Recopiez les lignes des données depuis le début jusqu'à la ligne contenant « svg-text:-40: -40: [116, 498, 129, 507] », incluse, en remplaçant « H2O » par « eau » partout et sans rien modifier d'autre.

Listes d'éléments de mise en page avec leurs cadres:
□ □ □ □

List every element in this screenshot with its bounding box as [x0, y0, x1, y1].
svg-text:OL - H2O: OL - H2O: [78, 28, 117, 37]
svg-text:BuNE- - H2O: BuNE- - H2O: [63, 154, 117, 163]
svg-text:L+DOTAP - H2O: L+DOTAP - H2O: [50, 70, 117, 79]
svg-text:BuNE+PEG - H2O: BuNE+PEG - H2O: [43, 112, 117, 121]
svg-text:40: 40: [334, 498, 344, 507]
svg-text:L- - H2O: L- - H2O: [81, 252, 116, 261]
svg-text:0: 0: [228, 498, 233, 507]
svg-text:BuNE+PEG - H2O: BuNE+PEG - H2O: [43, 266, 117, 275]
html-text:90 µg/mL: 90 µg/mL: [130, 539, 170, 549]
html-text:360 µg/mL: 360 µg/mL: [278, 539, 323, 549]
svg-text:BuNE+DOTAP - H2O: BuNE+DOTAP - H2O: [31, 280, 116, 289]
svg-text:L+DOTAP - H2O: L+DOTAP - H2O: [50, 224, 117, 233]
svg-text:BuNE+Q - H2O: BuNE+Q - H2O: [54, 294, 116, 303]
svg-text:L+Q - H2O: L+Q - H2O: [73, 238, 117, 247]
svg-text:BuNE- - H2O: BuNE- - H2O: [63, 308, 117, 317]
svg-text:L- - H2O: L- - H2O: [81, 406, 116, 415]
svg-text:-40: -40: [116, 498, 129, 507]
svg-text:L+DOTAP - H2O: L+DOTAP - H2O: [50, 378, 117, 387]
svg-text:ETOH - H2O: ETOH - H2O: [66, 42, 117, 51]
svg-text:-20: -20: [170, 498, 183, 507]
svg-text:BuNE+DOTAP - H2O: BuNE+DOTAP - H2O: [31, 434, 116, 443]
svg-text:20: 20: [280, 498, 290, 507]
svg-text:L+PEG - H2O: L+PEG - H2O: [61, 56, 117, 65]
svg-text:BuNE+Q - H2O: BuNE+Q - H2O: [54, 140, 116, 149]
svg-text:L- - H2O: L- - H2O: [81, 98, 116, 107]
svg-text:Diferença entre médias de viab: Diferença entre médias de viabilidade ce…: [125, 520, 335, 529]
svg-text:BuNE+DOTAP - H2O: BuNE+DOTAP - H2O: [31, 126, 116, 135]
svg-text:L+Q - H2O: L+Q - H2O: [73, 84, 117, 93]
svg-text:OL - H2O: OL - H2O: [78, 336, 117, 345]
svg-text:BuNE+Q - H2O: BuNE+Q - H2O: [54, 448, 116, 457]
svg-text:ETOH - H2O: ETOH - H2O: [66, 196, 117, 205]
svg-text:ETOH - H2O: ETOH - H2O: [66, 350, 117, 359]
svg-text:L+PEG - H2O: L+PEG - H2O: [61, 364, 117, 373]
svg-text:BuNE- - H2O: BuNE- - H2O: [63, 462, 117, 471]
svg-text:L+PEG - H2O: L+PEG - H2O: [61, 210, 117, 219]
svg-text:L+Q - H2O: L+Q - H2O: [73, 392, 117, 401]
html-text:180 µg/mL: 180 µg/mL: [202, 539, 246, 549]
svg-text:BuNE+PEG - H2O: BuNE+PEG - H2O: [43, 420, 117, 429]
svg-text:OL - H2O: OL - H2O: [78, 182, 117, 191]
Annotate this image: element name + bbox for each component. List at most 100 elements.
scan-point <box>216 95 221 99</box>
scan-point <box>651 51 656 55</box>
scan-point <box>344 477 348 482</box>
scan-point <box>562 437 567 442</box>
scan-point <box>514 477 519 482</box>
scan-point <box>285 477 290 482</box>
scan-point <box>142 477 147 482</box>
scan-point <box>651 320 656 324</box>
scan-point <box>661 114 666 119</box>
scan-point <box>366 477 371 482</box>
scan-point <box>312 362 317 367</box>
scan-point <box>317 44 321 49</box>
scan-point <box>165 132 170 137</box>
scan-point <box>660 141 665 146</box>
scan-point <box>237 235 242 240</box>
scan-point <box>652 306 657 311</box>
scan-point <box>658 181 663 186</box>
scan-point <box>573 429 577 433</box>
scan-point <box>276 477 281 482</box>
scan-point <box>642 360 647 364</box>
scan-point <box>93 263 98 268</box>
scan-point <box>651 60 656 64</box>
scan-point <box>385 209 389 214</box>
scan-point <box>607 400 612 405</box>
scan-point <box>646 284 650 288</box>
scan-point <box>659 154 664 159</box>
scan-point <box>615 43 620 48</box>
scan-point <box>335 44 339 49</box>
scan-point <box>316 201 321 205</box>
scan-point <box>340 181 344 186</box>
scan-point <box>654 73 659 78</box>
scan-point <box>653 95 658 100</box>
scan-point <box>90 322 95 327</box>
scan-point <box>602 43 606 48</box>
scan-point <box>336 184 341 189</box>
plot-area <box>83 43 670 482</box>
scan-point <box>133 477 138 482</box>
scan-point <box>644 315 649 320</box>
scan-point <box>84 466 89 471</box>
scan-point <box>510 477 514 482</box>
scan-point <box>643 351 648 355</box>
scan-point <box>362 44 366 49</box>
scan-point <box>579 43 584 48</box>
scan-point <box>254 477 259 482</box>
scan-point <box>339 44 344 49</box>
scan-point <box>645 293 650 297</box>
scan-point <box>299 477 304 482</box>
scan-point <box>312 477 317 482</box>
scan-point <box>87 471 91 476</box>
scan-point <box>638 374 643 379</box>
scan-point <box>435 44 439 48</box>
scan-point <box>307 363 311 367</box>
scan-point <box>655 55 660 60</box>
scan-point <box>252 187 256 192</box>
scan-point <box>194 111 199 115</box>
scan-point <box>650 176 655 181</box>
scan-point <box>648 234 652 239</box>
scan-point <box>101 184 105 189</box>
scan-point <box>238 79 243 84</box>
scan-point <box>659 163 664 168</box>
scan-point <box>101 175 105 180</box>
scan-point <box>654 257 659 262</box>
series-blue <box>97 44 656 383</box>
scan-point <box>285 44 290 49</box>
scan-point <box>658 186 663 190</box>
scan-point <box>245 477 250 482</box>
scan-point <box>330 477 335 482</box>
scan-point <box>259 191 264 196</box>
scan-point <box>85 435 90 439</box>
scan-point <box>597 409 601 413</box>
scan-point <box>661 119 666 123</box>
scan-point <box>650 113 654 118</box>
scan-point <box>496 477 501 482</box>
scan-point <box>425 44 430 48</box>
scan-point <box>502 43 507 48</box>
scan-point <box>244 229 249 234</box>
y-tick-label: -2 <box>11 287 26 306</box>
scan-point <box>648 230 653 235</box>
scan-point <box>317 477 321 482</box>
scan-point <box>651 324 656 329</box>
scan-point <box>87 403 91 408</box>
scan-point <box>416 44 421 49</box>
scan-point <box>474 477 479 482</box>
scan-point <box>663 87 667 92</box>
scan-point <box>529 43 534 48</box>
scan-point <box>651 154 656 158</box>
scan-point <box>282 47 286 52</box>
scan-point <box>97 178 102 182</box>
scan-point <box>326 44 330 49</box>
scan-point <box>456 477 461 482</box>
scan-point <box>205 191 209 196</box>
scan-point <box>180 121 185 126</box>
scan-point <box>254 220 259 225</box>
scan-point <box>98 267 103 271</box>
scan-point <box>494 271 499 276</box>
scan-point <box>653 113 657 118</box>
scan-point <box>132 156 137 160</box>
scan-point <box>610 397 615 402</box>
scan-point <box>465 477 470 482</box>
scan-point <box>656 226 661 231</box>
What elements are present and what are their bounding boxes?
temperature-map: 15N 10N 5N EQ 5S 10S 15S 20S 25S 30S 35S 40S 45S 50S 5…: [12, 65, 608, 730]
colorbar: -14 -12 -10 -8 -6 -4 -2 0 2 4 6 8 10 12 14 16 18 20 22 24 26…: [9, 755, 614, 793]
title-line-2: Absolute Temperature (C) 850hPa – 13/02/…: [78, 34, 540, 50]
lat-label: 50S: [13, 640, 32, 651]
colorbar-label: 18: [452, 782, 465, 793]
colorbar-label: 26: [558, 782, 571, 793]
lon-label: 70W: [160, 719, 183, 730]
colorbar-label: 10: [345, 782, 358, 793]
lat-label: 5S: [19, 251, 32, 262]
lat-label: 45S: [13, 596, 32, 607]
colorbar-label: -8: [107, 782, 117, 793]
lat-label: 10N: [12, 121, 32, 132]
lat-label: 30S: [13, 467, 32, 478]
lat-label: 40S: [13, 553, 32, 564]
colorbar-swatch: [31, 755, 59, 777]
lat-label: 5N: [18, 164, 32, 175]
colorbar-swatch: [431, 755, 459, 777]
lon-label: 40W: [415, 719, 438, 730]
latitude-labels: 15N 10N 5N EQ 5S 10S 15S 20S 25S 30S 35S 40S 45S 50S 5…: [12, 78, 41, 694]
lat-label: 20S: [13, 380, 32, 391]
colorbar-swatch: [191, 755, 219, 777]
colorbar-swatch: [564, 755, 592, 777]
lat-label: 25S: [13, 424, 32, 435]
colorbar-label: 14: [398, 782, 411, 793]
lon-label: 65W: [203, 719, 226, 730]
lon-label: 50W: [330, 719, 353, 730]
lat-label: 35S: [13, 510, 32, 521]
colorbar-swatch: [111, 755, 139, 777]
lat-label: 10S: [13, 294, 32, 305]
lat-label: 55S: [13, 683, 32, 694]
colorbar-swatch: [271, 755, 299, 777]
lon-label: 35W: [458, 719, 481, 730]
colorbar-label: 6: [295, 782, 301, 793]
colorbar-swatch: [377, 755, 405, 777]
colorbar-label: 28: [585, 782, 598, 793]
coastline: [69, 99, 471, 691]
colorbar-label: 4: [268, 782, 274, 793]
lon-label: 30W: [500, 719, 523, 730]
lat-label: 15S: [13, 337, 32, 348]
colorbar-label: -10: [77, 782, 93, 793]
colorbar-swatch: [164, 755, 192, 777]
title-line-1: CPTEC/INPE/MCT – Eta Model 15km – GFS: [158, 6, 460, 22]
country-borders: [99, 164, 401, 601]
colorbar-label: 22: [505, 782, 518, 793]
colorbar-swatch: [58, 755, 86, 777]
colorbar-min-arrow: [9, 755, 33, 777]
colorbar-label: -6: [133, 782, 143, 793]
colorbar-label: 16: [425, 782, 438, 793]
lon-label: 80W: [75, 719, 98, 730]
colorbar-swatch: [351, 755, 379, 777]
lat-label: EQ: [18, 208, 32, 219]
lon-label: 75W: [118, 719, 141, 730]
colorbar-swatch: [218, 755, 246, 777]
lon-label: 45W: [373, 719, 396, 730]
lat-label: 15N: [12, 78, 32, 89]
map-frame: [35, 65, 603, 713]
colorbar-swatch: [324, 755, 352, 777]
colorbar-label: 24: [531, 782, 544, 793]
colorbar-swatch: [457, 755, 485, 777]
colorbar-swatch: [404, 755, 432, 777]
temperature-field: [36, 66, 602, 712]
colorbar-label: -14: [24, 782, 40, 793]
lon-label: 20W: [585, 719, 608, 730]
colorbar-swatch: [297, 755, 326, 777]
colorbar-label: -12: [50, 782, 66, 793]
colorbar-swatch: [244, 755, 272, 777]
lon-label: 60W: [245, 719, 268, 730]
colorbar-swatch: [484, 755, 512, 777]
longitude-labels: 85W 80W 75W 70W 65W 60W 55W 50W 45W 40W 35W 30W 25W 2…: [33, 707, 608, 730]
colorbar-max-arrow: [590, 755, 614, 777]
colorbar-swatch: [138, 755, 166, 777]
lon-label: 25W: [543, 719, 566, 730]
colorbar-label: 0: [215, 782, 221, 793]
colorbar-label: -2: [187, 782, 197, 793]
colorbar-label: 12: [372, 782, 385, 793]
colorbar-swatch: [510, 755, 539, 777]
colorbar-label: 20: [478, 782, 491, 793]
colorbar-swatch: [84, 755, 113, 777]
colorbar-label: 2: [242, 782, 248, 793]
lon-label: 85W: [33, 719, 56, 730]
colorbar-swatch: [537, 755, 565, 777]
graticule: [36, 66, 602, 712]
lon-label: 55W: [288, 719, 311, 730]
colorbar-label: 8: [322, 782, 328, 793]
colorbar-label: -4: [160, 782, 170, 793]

□ □ □ □

→ **Réponse**
List every element in this screenshot with its bounding box as [x0, y0, x1, y1].
svg-text:OL - eau: OL - eau: [78, 28, 117, 37]
svg-text:BuNE- - eau: BuNE- - eau: [63, 154, 117, 163]
svg-text:L+DOTAP - eau: L+DOTAP - eau: [50, 70, 117, 79]
svg-text:BuNE+PEG - eau: BuNE+PEG - eau: [43, 112, 117, 121]
svg-text:40: 40: [334, 498, 344, 507]
svg-text:L- - eau: L- - eau: [81, 252, 116, 261]
svg-text:0: 0: [228, 498, 233, 507]
svg-text:BuNE+PEG - eau: BuNE+PEG - eau: [43, 266, 117, 275]
html-text:90 µg/mL: 90 µg/mL: [130, 539, 170, 549]
html-text:360 µg/mL: 360 µg/mL: [278, 539, 323, 549]
svg-text:BuNE+DOTAP - eau: BuNE+DOTAP - eau: [31, 280, 116, 289]
svg-text:L+DOTAP - eau: L+DOTAP - eau: [50, 224, 117, 233]
svg-text:BuNE+Q - eau: BuNE+Q - eau: [54, 294, 116, 303]
svg-text:L+Q - eau: L+Q - eau: [73, 238, 117, 247]
svg-text:BuNE- - eau: BuNE- - eau: [63, 308, 117, 317]
svg-text:L- - eau: L- - eau: [81, 406, 116, 415]
svg-text:-40: -40: [116, 498, 129, 507]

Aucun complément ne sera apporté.